#### Aim of the exercise
In the records below, find each line with the word "title" and copy it.

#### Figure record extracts
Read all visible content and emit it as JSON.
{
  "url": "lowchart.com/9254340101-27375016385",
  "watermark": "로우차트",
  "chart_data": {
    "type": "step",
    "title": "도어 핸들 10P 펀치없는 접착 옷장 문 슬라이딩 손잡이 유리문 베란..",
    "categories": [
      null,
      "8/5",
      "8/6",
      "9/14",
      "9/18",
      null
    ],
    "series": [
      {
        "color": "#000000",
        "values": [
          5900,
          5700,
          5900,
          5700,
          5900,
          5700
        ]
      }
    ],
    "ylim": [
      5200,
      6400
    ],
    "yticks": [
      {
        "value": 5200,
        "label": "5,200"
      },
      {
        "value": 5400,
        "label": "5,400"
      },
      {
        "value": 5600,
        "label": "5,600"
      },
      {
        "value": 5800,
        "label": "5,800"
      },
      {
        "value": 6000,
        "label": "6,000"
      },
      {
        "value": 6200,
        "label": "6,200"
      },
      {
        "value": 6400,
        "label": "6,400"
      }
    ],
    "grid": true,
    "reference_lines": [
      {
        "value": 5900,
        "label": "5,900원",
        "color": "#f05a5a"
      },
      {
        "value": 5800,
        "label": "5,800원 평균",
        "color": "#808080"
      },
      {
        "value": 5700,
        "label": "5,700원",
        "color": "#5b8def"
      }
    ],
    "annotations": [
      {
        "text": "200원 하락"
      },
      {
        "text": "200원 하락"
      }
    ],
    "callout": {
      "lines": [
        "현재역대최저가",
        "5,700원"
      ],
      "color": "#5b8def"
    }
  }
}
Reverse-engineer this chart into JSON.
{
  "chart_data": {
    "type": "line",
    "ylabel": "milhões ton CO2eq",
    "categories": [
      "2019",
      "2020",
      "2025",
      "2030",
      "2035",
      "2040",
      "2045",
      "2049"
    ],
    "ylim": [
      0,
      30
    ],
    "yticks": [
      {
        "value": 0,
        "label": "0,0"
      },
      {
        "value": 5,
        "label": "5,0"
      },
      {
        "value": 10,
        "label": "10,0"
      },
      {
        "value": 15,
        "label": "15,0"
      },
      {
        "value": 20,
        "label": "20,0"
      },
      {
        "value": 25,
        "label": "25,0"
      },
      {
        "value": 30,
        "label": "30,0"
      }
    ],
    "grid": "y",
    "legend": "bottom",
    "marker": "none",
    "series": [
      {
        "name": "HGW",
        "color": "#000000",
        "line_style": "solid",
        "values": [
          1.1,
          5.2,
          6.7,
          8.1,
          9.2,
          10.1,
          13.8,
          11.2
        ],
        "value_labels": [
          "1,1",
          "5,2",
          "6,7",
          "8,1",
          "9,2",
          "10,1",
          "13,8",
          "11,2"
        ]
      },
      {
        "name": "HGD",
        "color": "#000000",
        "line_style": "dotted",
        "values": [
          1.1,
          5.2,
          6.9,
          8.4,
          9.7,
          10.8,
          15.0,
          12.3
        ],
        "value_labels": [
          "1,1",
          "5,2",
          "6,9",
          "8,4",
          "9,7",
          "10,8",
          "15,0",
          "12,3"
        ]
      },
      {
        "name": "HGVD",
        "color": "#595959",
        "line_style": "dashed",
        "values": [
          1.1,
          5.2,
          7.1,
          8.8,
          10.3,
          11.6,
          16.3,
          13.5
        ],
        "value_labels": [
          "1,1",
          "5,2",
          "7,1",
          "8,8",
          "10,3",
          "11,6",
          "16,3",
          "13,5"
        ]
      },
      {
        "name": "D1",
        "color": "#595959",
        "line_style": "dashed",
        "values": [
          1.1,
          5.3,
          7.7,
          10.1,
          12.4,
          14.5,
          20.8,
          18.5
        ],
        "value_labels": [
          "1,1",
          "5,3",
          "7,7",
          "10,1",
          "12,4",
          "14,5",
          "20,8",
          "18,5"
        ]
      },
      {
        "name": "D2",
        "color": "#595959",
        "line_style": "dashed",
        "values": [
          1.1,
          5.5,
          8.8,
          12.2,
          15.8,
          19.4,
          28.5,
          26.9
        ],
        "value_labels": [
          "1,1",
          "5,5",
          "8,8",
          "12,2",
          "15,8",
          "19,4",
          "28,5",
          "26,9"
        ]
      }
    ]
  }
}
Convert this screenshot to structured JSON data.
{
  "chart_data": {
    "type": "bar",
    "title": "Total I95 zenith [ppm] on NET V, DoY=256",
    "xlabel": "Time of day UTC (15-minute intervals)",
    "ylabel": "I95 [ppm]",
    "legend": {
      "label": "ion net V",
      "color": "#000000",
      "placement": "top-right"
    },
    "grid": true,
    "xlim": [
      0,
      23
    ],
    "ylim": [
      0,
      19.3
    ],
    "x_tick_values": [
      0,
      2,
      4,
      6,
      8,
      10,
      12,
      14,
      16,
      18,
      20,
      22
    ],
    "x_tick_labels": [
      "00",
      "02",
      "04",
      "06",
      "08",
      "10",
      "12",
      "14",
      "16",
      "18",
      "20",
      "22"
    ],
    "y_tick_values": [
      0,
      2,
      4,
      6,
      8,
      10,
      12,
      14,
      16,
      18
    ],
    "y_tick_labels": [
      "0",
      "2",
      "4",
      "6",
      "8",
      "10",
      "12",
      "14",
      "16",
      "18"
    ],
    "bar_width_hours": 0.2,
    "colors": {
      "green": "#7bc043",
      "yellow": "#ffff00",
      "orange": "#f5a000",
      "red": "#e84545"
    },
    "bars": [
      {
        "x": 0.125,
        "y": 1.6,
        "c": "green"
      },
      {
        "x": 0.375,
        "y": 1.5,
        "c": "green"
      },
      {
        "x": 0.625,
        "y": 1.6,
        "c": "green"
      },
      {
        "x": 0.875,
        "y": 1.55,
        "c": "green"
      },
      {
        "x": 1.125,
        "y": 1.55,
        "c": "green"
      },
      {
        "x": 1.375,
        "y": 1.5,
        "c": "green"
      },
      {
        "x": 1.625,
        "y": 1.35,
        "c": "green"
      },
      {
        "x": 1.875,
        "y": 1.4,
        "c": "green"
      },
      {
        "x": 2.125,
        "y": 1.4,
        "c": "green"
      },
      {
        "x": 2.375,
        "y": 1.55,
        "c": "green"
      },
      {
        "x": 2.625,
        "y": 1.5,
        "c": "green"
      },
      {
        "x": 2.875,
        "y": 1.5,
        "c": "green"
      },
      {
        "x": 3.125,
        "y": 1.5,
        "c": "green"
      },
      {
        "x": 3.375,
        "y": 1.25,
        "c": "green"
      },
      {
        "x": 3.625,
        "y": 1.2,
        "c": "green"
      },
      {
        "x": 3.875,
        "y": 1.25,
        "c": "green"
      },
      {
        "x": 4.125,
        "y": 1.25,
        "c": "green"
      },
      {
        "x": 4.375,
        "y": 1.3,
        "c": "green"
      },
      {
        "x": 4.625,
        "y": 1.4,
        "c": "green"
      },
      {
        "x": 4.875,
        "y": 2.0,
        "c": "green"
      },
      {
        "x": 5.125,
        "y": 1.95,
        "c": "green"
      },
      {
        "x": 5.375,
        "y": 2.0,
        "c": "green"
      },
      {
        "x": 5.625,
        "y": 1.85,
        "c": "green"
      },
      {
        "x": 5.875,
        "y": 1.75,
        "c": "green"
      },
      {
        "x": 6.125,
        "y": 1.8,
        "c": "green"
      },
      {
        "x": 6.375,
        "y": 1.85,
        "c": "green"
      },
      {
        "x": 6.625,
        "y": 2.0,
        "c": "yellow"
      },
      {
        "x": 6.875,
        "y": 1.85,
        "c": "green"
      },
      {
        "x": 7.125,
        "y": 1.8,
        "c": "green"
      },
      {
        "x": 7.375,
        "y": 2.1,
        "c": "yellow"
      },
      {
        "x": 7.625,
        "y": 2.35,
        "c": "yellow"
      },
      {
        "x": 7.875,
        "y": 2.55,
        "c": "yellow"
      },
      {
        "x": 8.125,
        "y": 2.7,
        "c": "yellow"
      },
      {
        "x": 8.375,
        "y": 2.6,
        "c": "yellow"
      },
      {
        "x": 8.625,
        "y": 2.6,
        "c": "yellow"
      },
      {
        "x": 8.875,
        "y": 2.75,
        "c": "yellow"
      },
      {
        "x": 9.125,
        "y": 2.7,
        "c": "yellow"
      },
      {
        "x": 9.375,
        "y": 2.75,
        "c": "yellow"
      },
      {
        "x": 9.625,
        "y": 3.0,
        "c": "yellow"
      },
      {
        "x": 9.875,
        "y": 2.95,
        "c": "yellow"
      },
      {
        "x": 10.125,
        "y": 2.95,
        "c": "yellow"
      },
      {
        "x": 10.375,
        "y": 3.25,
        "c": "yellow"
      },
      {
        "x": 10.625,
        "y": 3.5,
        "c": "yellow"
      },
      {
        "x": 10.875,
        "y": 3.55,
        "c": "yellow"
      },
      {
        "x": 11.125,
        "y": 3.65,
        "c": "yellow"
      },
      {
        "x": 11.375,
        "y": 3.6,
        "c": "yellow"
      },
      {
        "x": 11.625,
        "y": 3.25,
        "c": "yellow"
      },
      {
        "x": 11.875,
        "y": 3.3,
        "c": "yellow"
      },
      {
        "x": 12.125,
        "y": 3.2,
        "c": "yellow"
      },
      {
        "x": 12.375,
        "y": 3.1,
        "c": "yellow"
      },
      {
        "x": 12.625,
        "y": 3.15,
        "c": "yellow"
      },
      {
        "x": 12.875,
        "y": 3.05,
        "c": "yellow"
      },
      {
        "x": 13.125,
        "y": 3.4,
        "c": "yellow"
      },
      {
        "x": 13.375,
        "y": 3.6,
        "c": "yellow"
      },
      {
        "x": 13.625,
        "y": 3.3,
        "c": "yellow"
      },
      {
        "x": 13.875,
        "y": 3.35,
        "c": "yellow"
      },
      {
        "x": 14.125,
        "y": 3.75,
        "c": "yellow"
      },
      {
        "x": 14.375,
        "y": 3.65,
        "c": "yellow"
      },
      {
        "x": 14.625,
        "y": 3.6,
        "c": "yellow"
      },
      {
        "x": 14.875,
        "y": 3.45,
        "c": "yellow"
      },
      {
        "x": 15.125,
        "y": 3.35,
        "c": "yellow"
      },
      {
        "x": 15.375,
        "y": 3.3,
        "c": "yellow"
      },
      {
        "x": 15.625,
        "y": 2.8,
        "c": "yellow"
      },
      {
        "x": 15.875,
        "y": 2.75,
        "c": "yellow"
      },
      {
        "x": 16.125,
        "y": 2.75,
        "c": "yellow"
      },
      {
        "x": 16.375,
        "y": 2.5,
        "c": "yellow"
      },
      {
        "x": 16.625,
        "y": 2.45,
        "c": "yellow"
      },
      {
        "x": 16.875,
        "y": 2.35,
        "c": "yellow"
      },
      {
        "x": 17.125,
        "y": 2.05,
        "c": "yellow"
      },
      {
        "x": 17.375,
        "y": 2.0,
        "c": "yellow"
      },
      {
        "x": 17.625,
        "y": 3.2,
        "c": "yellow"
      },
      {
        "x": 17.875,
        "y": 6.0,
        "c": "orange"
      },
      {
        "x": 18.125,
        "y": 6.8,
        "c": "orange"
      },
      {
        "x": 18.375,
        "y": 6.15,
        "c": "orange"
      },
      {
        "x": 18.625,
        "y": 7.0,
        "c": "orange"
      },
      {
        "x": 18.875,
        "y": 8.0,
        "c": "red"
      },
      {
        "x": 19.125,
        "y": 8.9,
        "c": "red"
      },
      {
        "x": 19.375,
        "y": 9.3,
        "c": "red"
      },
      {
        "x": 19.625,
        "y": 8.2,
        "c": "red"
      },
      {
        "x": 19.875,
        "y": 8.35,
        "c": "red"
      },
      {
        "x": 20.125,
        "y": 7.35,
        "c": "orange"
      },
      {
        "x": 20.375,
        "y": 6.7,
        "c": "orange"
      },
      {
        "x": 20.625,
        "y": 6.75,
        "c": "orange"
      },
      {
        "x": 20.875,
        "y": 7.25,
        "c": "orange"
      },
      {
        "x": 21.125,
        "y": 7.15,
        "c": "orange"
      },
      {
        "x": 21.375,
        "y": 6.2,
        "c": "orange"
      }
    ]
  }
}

#### Task result
    "title": "도어 핸들 10P 펀치없는 접착 옷장 문 슬라이딩 손잡이 유리문 베란..",
    "title": "Total I95 zenith [ppm] on NET V, DoY=256",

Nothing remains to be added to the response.